> [WHAT YOU NEED TO DO]
Without including any pictures, copy each entry below exactly.

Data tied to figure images
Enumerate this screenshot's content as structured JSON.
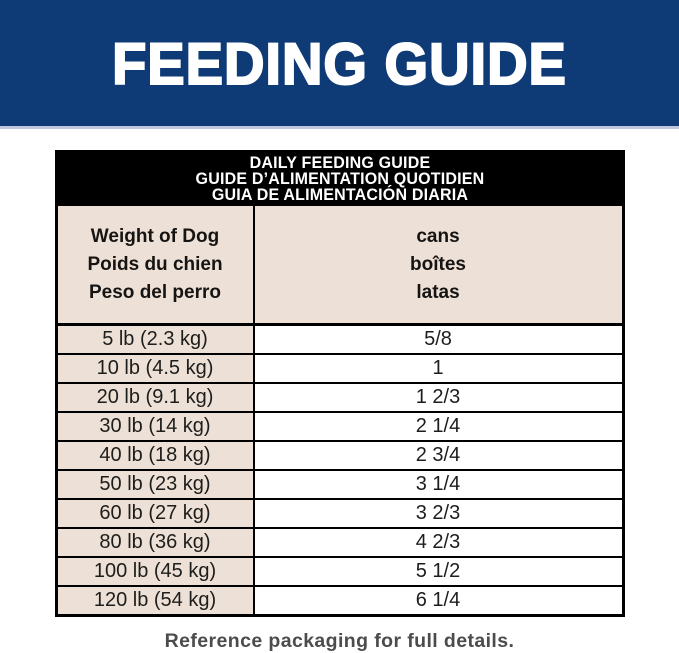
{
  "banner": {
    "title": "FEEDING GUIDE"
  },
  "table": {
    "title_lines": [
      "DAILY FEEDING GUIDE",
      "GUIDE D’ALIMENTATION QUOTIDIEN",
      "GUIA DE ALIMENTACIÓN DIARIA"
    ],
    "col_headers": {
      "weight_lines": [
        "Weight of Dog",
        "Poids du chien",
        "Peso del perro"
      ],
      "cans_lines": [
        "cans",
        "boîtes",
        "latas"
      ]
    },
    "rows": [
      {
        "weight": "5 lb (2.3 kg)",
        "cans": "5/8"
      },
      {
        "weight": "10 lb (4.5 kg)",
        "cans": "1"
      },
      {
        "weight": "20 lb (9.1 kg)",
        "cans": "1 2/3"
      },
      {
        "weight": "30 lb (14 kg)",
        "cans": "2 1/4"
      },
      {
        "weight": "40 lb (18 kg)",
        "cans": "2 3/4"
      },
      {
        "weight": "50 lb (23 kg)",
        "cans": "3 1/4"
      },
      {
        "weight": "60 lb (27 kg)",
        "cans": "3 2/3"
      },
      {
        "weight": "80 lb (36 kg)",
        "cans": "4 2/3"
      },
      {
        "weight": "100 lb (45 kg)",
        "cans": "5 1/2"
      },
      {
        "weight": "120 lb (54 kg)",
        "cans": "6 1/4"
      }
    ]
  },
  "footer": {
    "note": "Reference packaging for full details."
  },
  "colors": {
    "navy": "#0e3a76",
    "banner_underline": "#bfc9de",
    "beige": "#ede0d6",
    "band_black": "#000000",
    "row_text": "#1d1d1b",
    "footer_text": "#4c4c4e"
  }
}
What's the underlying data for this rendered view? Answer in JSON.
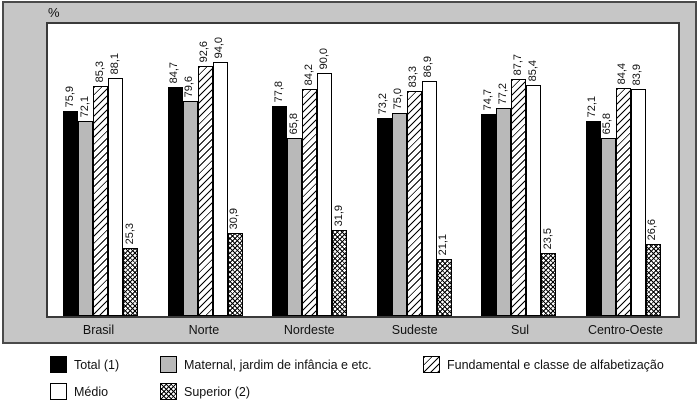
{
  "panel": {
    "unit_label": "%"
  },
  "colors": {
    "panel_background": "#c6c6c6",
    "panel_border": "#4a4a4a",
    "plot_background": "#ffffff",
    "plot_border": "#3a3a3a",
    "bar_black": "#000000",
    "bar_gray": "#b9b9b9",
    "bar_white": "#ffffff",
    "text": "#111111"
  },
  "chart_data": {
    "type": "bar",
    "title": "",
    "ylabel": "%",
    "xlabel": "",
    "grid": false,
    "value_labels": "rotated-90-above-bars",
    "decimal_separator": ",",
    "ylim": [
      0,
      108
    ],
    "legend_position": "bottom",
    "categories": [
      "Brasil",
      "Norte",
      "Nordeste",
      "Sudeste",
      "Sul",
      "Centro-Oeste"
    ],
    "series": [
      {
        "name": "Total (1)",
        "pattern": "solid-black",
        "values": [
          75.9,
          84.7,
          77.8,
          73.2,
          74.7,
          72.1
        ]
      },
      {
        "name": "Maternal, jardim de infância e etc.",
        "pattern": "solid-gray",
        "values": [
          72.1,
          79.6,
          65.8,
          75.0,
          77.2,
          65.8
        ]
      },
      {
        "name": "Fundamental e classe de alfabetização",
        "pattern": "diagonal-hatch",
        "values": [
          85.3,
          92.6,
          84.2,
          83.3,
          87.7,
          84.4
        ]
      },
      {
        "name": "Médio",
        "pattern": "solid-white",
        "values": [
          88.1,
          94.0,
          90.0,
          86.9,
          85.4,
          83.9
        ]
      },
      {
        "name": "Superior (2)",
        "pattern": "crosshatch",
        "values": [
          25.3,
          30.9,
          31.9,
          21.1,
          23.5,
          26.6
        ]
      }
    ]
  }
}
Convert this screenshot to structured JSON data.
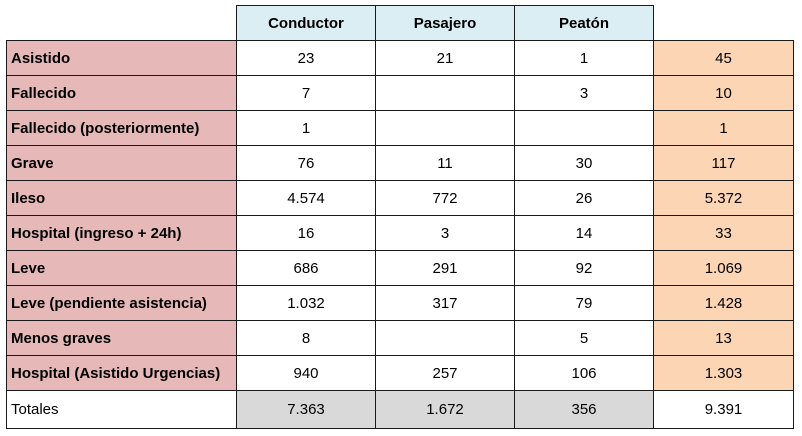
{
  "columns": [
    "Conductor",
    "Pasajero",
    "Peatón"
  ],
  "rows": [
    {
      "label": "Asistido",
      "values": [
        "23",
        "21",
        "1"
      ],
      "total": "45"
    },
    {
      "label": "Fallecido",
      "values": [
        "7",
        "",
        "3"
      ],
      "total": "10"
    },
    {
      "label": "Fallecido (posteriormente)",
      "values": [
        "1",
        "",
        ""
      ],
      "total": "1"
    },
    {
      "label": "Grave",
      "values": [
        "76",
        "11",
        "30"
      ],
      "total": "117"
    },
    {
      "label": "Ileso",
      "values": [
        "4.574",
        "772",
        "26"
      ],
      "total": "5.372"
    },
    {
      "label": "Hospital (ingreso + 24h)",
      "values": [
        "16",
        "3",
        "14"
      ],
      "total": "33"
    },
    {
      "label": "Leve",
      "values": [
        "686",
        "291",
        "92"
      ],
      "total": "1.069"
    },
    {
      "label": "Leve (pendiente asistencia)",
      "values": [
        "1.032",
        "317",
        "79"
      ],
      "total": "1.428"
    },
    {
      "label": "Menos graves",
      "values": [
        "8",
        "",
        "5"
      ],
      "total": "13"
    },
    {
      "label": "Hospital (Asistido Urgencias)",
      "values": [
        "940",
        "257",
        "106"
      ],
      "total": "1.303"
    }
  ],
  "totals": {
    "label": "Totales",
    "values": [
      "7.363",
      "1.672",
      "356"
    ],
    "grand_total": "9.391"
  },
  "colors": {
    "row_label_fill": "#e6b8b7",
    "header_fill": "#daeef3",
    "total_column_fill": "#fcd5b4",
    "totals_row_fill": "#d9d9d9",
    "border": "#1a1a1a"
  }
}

> [TASK RESPONSE]
Enumerate this screenshot's content as structured JSON.
{
  "banner": {
    "title": "FEEDING GUIDE"
  },
  "table": {
    "title_lines": [
      "DAILY FEEDING GUIDE",
      "GUIDE D’ALIMENTATION QUOTIDIEN",
      "GUIA DE ALIMENTACIÓN DIARIA"
    ],
    "col_headers": {
      "weight_lines": [
        "Weight of Dog",
        "Poids du chien",
        "Peso del perro"
      ],
      "cans_lines": [
        "cans",
        "boîtes",
        "latas"
      ]
    },
    "rows": [
      {
        "weight": "5 lb (2.3 kg)",
        "cans": "5/8"
      },
      {
        "weight": "10 lb (4.5 kg)",
        "cans": "1"
      },
      {
        "weight": "20 lb (9.1 kg)",
        "cans": "1 2/3"
      },
      {
        "weight": "30 lb (14 kg)",
        "cans": "2 1/4"
      },
      {
        "weight": "40 lb (18 kg)",
        "cans": "2 3/4"
      },
      {
        "weight": "50 lb (23 kg)",
        "cans": "3 1/4"
      },
      {
        "weight": "60 lb (27 kg)",
        "cans": "3 2/3"
      },
      {
        "weight": "80 lb (36 kg)",
        "cans": "4 2/3"
      },
      {
        "weight": "100 lb (45 kg)",
        "cans": "5 1/2"
      },
      {
        "weight": "120 lb (54 kg)",
        "cans": "6 1/4"
      }
    ]
  },
  "footer": {
    "note": "Reference packaging for full details."
  },
  "colors": {
    "navy": "#0e3a76",
    "banner_underline": "#bfc9de",
    "beige": "#ede0d6",
    "band_black": "#000000",
    "row_text": "#1d1d1b",
    "footer_text": "#4c4c4e"
  }
}
What's the underlying data for this rendered view? Answer in JSON.
{
  "panel": {
    "unit_label": "%"
  },
  "colors": {
    "panel_background": "#c6c6c6",
    "panel_border": "#4a4a4a",
    "plot_background": "#ffffff",
    "plot_border": "#3a3a3a",
    "bar_black": "#000000",
    "bar_gray": "#b9b9b9",
    "bar_white": "#ffffff",
    "text": "#111111"
  },
  "chart_data": {
    "type": "bar",
    "title": "",
    "ylabel": "%",
    "xlabel": "",
    "grid": false,
    "value_labels": "rotated-90-above-bars",
    "decimal_separator": ",",
    "ylim": [
      0,
      108
    ],
    "legend_position": "bottom",
    "categories": [
      "Brasil",
      "Norte",
      "Nordeste",
      "Sudeste",
      "Sul",
      "Centro-Oeste"
    ],
    "series": [
      {
        "name": "Total (1)",
        "pattern": "solid-black",
        "values": [
          75.9,
          84.7,
          77.8,
          73.2,
          74.7,
          72.1
        ]
      },
      {
        "name": "Maternal, jardim de infância e etc.",
        "pattern": "solid-gray",
        "values": [
          72.1,
          79.6,
          65.8,
          75.0,
          77.2,
          65.8
        ]
      },
      {
        "name": "Fundamental e classe de alfabetização",
        "pattern": "diagonal-hatch",
        "values": [
          85.3,
          92.6,
          84.2,
          83.3,
          87.7,
          84.4
        ]
      },
      {
        "name": "Médio",
        "pattern": "solid-white",
        "values": [
          88.1,
          94.0,
          90.0,
          86.9,
          85.4,
          83.9
        ]
      },
      {
        "name": "Superior (2)",
        "pattern": "crosshatch",
        "values": [
          25.3,
          30.9,
          31.9,
          21.1,
          23.5,
          26.6
        ]
      }
    ]
  }
}
Convert this screenshot to structured JSON data.
{
  "columns": [
    "Conductor",
    "Pasajero",
    "Peatón"
  ],
  "rows": [
    {
      "label": "Asistido",
      "values": [
        "23",
        "21",
        "1"
      ],
      "total": "45"
    },
    {
      "label": "Fallecido",
      "values": [
        "7",
        "",
        "3"
      ],
      "total": "10"
    },
    {
      "label": "Fallecido (posteriormente)",
      "values": [
        "1",
        "",
        ""
      ],
      "total": "1"
    },
    {
      "label": "Grave",
      "values": [
        "76",
        "11",
        "30"
      ],
      "total": "117"
    },
    {
      "label": "Ileso",
      "values": [
        "4.574",
        "772",
        "26"
      ],
      "total": "5.372"
    },
    {
      "label": "Hospital (ingreso + 24h)",
      "values": [
        "16",
        "3",
        "14"
      ],
      "total": "33"
    },
    {
      "label": "Leve",
      "values": [
        "686",
        "291",
        "92"
      ],
      "total": "1.069"
    },
    {
      "label": "Leve (pendiente asistencia)",
      "values": [
        "1.032",
        "317",
        "79"
      ],
      "total": "1.428"
    },
    {
      "label": "Menos graves",
      "values": [
        "8",
        "",
        "5"
      ],
      "total": "13"
    },
    {
      "label": "Hospital (Asistido Urgencias)",
      "values": [
        "940",
        "257",
        "106"
      ],
      "total": "1.303"
    }
  ],
  "totals": {
    "label": "Totales",
    "values": [
      "7.363",
      "1.672",
      "356"
    ],
    "grand_total": "9.391"
  },
  "colors": {
    "row_label_fill": "#e6b8b7",
    "header_fill": "#daeef3",
    "total_column_fill": "#fcd5b4",
    "totals_row_fill": "#d9d9d9",
    "border": "#1a1a1a"
  }
}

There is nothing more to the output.